BEGIN Material
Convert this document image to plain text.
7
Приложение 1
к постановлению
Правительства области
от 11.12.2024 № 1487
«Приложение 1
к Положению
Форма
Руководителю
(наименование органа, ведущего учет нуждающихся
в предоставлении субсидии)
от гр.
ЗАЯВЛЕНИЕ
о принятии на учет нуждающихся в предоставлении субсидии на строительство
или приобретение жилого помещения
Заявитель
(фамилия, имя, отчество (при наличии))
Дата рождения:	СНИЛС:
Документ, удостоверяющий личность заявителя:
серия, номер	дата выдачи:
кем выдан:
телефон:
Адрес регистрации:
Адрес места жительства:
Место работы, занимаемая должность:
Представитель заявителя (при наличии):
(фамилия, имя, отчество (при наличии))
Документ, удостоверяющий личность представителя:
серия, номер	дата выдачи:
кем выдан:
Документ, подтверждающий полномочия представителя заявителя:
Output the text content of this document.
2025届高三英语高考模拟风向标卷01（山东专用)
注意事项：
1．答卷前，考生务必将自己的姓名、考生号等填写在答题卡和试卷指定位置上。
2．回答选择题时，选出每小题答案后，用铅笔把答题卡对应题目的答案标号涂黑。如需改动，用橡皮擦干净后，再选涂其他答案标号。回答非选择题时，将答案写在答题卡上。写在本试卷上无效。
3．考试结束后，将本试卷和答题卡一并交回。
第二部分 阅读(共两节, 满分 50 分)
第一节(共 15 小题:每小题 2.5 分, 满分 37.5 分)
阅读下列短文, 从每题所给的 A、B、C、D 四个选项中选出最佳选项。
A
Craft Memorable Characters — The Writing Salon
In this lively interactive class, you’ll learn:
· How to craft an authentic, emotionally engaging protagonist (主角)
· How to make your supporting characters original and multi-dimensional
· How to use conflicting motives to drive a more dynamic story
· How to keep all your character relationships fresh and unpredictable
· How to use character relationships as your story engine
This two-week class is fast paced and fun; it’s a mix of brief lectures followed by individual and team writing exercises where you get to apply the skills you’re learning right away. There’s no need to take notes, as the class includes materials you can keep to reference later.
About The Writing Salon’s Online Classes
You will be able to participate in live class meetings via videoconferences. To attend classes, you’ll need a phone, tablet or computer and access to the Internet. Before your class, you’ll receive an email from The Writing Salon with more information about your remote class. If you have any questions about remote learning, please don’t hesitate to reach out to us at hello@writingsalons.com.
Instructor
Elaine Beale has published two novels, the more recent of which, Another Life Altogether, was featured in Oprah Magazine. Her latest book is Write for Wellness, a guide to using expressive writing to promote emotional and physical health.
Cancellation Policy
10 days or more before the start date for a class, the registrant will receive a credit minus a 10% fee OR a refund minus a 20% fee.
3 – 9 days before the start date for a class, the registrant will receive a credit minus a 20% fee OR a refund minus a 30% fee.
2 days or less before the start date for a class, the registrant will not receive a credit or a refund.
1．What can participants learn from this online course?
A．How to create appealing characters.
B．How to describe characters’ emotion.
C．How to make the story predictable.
END Material
▶ **Work required**
Restate the records, all of them, precisely as written.

▶ **Exercise response**
Convert this document image to plain text.
7
Приложение 1
к постановлению
Правительства области
от 11.12.2024 № 1487
«Приложение 1
к Положению
Форма
Руководителю
(наименование органа, ведущего учет нуждающихся
в предоставлении субсидии)
от гр.
ЗАЯВЛЕНИЕ
о принятии на учет нуждающихся в предоставлении субсидии на строительство
или приобретение жилого помещения
Заявитель
(фамилия, имя, отчество (при наличии))
Дата рождения:	СНИЛС:
Документ, удостоверяющий личность заявителя:
серия, номер	дата выдачи:
кем выдан:
телефон:
Адрес регистрации:
Адрес места жительства:
Место работы, занимаемая должность:
Представитель заявителя (при наличии):
(фамилия, имя, отчество (при наличии))
Документ, удостоверяющий личность представителя:
серия, номер	дата выдачи:
кем выдан:
Документ, подтверждающий полномочия представителя заявителя:
Output the text content of this document.
2025届高三英语高考模拟风向标卷01（山东专用)
注意事项：
1．答卷前，考生务必将自己的姓名、考生号等填写在答题卡和试卷指定位置上。
2．回答选择题时，选出每小题答案后，用铅笔把答题卡对应题目的答案标号涂黑。如需改动，用橡皮擦干净后，再选涂其他答案标号。回答非选择题时，将答案写在答题卡上。写在本试卷上无效。
3．考试结束后，将本试卷和答题卡一并交回。
第二部分 阅读(共两节, 满分 50 分)
第一节(共 15 小题:每小题 2.5 分, 满分 37.5 分)
阅读下列短文, 从每题所给的 A、B、C、D 四个选项中选出最佳选项。
A
Craft Memorable Characters — The Writing Salon
In this lively interactive class, you’ll learn:
· How to craft an authentic, emotionally engaging protagonist (主角)
· How to make your supporting characters original and multi-dimensional
· How to use conflicting motives to drive a more dynamic story
· How to keep all your character relationships fresh and unpredictable
· How to use character relationships as your story engine
This two-week class is fast paced and fun; it’s a mix of brief lectures followed by individual and team writing exercises where you get to apply the skills you’re learning right away. There’s no need to take notes, as the class includes materials you can keep to reference later.
About The Writing Salon’s Online Classes
You will be able to participate in live class meetings via videoconferences. To attend classes, you’ll need a phone, tablet or computer and access to the Internet. Before your class, you’ll receive an email from The Writing Salon with more information about your remote class. If you have any questions about remote learning, please don’t hesitate to reach out to us at hello@writingsalons.com.
Instructor
Elaine Beale has published two novels, the more recent of which, Another Life Altogether, was featured in Oprah Magazine. Her latest book is Write for Wellness, a guide to using expressive writing to promote emotional and physical health.
Cancellation Policy
10 days or more before the start date for a class, the registrant will receive a credit minus a 10% fee OR a refund minus a 20% fee.
3 – 9 days before the start date for a class, the registrant will receive a credit minus a 20% fee OR a refund minus a 30% fee.
2 days or less before the start date for a class, the registrant will not receive a credit or a refund.
1．What can participants learn from this online course?
A．How to create appealing characters.
B．How to describe characters’ emotion.
C．How to make the story predictable.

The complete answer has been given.